WORK TO BE COMPLETED | For each line of the data below that includes the string "name", count one, and answer with the sum only.

DATA PROVIDED |

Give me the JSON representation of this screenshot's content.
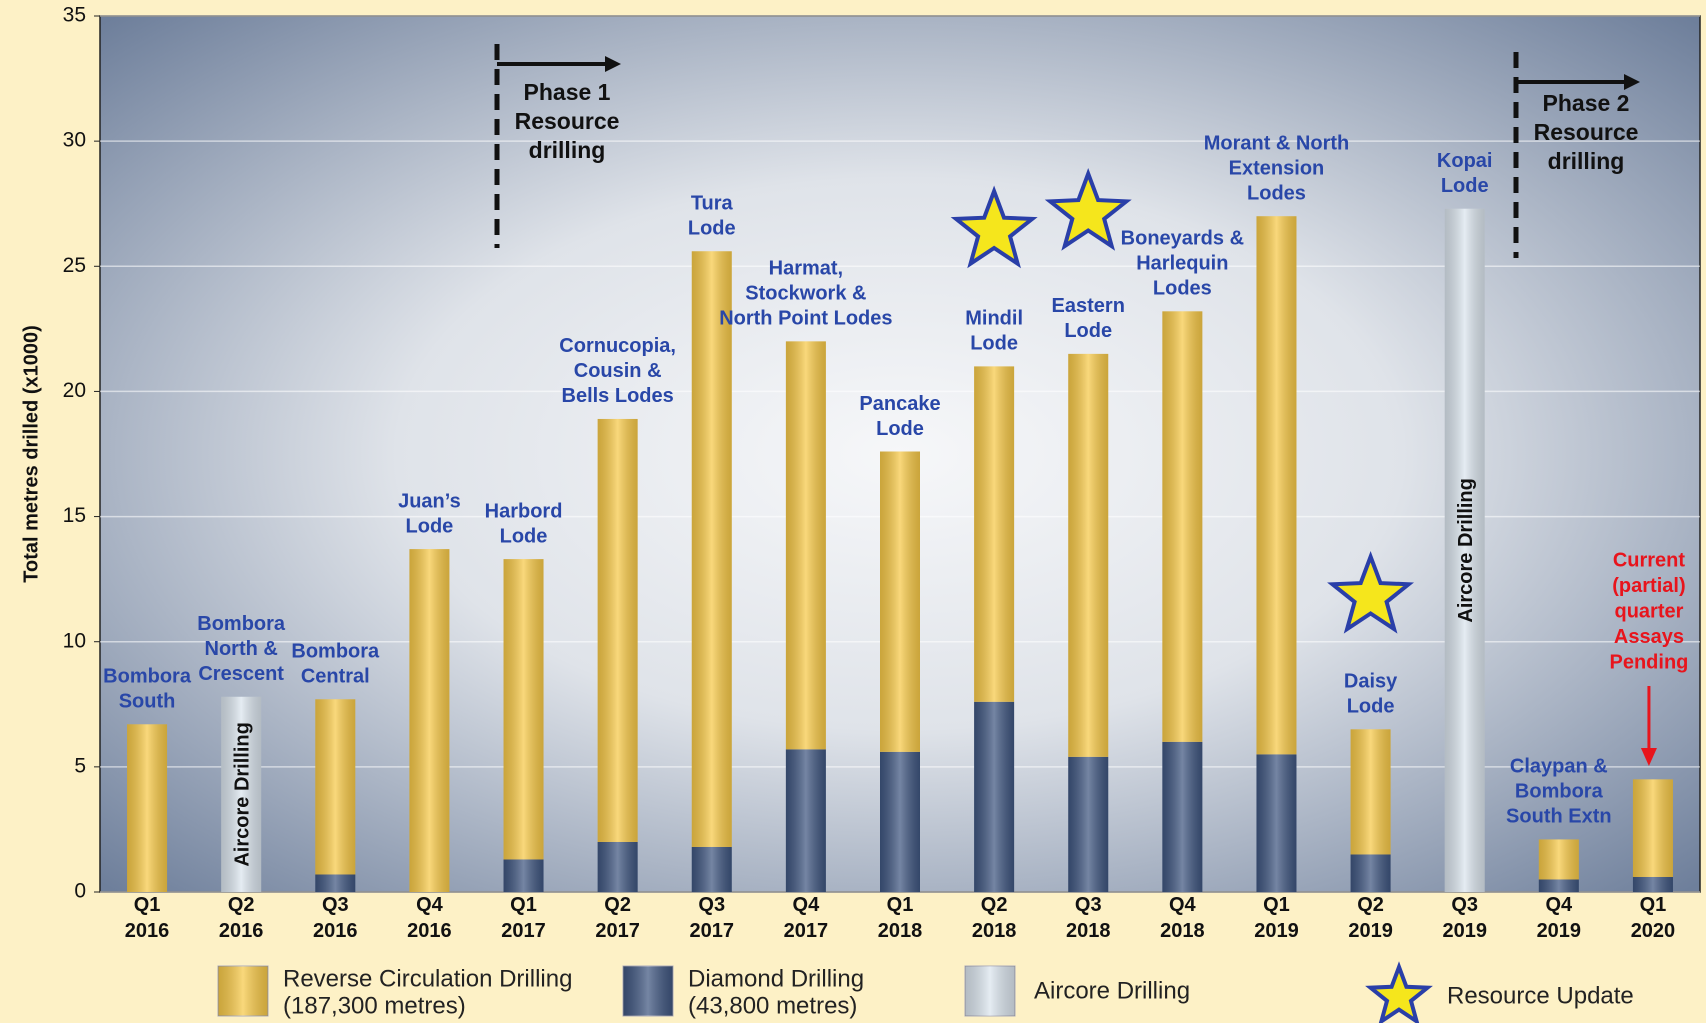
{
  "chart_data": {
    "type": "stacked_bar",
    "y_label": "Total metres drilled (x1000)",
    "categories": [
      "Q1 2016",
      "Q2 2016",
      "Q3 2016",
      "Q4 2016",
      "Q1 2017",
      "Q2 2017",
      "Q3 2017",
      "Q4 2017",
      "Q1 2018",
      "Q2 2018",
      "Q3 2018",
      "Q4 2018",
      "Q1 2019",
      "Q2 2019",
      "Q3 2019",
      "Q4 2019",
      "Q1 2020"
    ],
    "series": [
      {
        "name": "Reverse Circulation Drilling",
        "total_label": "(187,300 metres)",
        "color": "#f7c948",
        "values": [
          6.7,
          null,
          7.0,
          13.7,
          12.0,
          16.9,
          23.8,
          16.3,
          12.0,
          13.4,
          16.1,
          17.2,
          21.5,
          5.0,
          null,
          1.6,
          3.9
        ]
      },
      {
        "name": "Diamond Drilling",
        "total_label": "(43,800 metres)",
        "color": "#3f5680",
        "values": [
          null,
          null,
          0.7,
          null,
          1.3,
          2.0,
          1.8,
          5.7,
          5.6,
          7.6,
          5.4,
          6.0,
          5.5,
          1.5,
          null,
          0.5,
          0.6
        ]
      },
      {
        "name": "Aircore Drilling",
        "color": "#dbe5ee",
        "values": [
          null,
          7.8,
          null,
          null,
          null,
          null,
          null,
          null,
          null,
          null,
          null,
          null,
          null,
          null,
          27.3,
          null,
          null
        ]
      }
    ],
    "bar_labels": [
      [
        "Bombora",
        "South"
      ],
      [
        "Bombora",
        "North &",
        "Crescent"
      ],
      [
        "Bombora",
        "Central"
      ],
      [
        "Juan’s",
        "Lode"
      ],
      [
        "Harbord",
        "Lode"
      ],
      [
        "Cornucopia,",
        "Cousin &",
        "Bells Lodes"
      ],
      [
        "Tura",
        "Lode"
      ],
      [
        "Harmat,",
        "Stockwork &",
        "North Point Lodes"
      ],
      [
        "Pancake",
        "Lode"
      ],
      [
        "Mindil",
        "Lode"
      ],
      [
        "Eastern",
        "Lode"
      ],
      [
        "Boneyards &",
        "Harlequin",
        "Lodes"
      ],
      [
        "Morant & North",
        "Extension",
        "Lodes"
      ],
      [
        "Daisy",
        "Lode"
      ],
      [
        "Kopai",
        "Lode"
      ],
      [
        "Claypan &",
        "Bombora",
        "South Extn"
      ],
      null
    ],
    "markers": {
      "name": "Resource Update",
      "color": "#f5e61c",
      "categories": [
        "Q2 2018",
        "Q3 2018",
        "Q2 2019"
      ],
      "values": [
        26.4,
        27.1,
        11.8
      ]
    },
    "phases": [
      [
        "Phase 1",
        "Resource",
        "drilling"
      ],
      [
        "Phase 2",
        "Resource",
        "drilling"
      ]
    ],
    "note": [
      "Current",
      "(partial)",
      "quarter",
      "Assays",
      "Pending"
    ],
    "ylim": [
      0,
      35
    ],
    "yticks": [
      0,
      5,
      10,
      15,
      20,
      25,
      30,
      35
    ],
    "grid": true
  }
}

THE ANSWER | 4